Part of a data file
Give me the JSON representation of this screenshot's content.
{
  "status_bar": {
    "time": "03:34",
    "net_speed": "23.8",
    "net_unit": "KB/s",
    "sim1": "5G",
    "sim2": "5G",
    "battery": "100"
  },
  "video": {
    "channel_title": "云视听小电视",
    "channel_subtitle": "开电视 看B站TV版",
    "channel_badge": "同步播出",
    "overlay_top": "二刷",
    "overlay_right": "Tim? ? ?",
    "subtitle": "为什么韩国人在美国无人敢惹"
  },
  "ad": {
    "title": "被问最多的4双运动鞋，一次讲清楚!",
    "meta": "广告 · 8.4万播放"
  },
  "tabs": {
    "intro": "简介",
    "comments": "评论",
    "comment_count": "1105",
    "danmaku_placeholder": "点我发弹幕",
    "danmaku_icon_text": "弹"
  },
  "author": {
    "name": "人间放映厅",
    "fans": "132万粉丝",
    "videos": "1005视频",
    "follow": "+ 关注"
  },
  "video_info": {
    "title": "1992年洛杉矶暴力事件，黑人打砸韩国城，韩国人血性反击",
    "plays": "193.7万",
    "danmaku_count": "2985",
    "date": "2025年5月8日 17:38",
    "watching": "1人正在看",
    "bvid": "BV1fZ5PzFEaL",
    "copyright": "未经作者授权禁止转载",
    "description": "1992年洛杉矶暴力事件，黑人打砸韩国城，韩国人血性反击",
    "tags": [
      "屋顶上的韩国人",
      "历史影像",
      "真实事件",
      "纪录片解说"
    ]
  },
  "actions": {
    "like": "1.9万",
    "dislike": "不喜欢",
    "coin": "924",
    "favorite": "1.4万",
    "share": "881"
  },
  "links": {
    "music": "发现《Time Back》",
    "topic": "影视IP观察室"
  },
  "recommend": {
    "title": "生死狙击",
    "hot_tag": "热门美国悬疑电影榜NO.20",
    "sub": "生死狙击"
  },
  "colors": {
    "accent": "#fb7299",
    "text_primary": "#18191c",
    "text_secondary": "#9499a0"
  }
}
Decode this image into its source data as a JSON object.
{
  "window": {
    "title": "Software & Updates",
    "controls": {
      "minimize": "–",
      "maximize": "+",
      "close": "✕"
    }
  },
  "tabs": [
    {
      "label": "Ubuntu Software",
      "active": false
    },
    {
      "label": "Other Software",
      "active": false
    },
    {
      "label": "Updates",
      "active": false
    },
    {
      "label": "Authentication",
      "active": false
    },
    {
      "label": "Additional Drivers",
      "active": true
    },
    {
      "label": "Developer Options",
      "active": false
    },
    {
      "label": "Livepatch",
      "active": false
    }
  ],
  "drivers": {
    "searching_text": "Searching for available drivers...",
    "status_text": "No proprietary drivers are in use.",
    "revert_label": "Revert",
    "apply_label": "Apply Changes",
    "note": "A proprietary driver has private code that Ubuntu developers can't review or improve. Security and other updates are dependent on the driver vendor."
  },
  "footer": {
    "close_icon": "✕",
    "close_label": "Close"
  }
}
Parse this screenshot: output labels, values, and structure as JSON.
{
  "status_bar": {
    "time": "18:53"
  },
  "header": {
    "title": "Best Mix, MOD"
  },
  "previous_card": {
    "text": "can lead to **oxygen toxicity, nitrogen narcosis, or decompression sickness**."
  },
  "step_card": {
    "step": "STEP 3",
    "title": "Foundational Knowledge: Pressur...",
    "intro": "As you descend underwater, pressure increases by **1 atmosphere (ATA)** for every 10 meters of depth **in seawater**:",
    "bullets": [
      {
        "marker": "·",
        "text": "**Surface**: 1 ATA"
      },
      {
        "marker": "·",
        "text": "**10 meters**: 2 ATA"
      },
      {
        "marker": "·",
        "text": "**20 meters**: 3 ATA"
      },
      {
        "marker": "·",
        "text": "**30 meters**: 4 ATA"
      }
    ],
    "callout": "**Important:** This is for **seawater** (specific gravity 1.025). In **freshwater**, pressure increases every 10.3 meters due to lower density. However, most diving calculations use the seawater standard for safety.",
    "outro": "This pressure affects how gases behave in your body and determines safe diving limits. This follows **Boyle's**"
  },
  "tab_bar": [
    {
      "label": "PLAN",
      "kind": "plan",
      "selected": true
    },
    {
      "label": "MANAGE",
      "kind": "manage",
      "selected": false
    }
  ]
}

▸ REQUIREMENTS
Print the records once more, exactly as they were given.

▸ CORRECT RESPONSE
Give me the JSON representation of this screenshot's content.
{
  "status_bar": {
    "time": "03:34",
    "net_speed": "23.8",
    "net_unit": "KB/s",
    "sim1": "5G",
    "sim2": "5G",
    "battery": "100"
  },
  "video": {
    "channel_title": "云视听小电视",
    "channel_subtitle": "开电视 看B站TV版",
    "channel_badge": "同步播出",
    "overlay_top": "二刷",
    "overlay_right": "Tim? ? ?",
    "subtitle": "为什么韩国人在美国无人敢惹"
  },
  "ad": {
    "title": "被问最多的4双运动鞋，一次讲清楚!",
    "meta": "广告 · 8.4万播放"
  },
  "tabs": {
    "intro": "简介",
    "comments": "评论",
    "comment_count": "1105",
    "danmaku_placeholder": "点我发弹幕",
    "danmaku_icon_text": "弹"
  },
  "author": {
    "name": "人间放映厅",
    "fans": "132万粉丝",
    "videos": "1005视频",
    "follow": "+ 关注"
  },
  "video_info": {
    "title": "1992年洛杉矶暴力事件，黑人打砸韩国城，韩国人血性反击",
    "plays": "193.7万",
    "danmaku_count": "2985",
    "date": "2025年5月8日 17:38",
    "watching": "1人正在看",
    "bvid": "BV1fZ5PzFEaL",
    "copyright": "未经作者授权禁止转载",
    "description": "1992年洛杉矶暴力事件，黑人打砸韩国城，韩国人血性反击",
    "tags": [
      "屋顶上的韩国人",
      "历史影像",
      "真实事件",
      "纪录片解说"
    ]
  },
  "actions": {
    "like": "1.9万",
    "dislike": "不喜欢",
    "coin": "924",
    "favorite": "1.4万",
    "share": "881"
  },
  "links": {
    "music": "发现《Time Back》",
    "topic": "影视IP观察室"
  },
  "recommend": {
    "title": "生死狙击",
    "hot_tag": "热门美国悬疑电影榜NO.20",
    "sub": "生死狙击"
  },
  "colors": {
    "accent": "#fb7299",
    "text_primary": "#18191c",
    "text_secondary": "#9499a0"
  }
}
Decode this image into its source data as a JSON object.
{
  "window": {
    "title": "Software & Updates",
    "controls": {
      "minimize": "–",
      "maximize": "+",
      "close": "✕"
    }
  },
  "tabs": [
    {
      "label": "Ubuntu Software",
      "active": false
    },
    {
      "label": "Other Software",
      "active": false
    },
    {
      "label": "Updates",
      "active": false
    },
    {
      "label": "Authentication",
      "active": false
    },
    {
      "label": "Additional Drivers",
      "active": true
    },
    {
      "label": "Developer Options",
      "active": false
    },
    {
      "label": "Livepatch",
      "active": false
    }
  ],
  "drivers": {
    "searching_text": "Searching for available drivers...",
    "status_text": "No proprietary drivers are in use.",
    "revert_label": "Revert",
    "apply_label": "Apply Changes",
    "note": "A proprietary driver has private code that Ubuntu developers can't review or improve. Security and other updates are dependent on the driver vendor."
  },
  "footer": {
    "close_icon": "✕",
    "close_label": "Close"
  }
}
Parse this screenshot: output labels, values, and structure as JSON.
{
  "status_bar": {
    "time": "18:53"
  },
  "header": {
    "title": "Best Mix, MOD"
  },
  "previous_card": {
    "text": "can lead to **oxygen toxicity, nitrogen narcosis, or decompression sickness**."
  },
  "step_card": {
    "step": "STEP 3",
    "title": "Foundational Knowledge: Pressur...",
    "intro": "As you descend underwater, pressure increases by **1 atmosphere (ATA)** for every 10 meters of depth **in seawater**:",
    "bullets": [
      {
        "marker": "·",
        "text": "**Surface**: 1 ATA"
      },
      {
        "marker": "·",
        "text": "**10 meters**: 2 ATA"
      },
      {
        "marker": "·",
        "text": "**20 meters**: 3 ATA"
      },
      {
        "marker": "·",
        "text": "**30 meters**: 4 ATA"
      }
    ],
    "callout": "**Important:** This is for **seawater** (specific gravity 1.025). In **freshwater**, pressure increases every 10.3 meters due to lower density. However, most diving calculations use the seawater standard for safety.",
    "outro": "This pressure affects how gases behave in your body and determines safe diving limits. This follows **Boyle's**"
  },
  "tab_bar": [
    {
      "label": "PLAN",
      "kind": "plan",
      "selected": true
    },
    {
      "label": "MANAGE",
      "kind": "manage",
      "selected": false
    }
  ]
}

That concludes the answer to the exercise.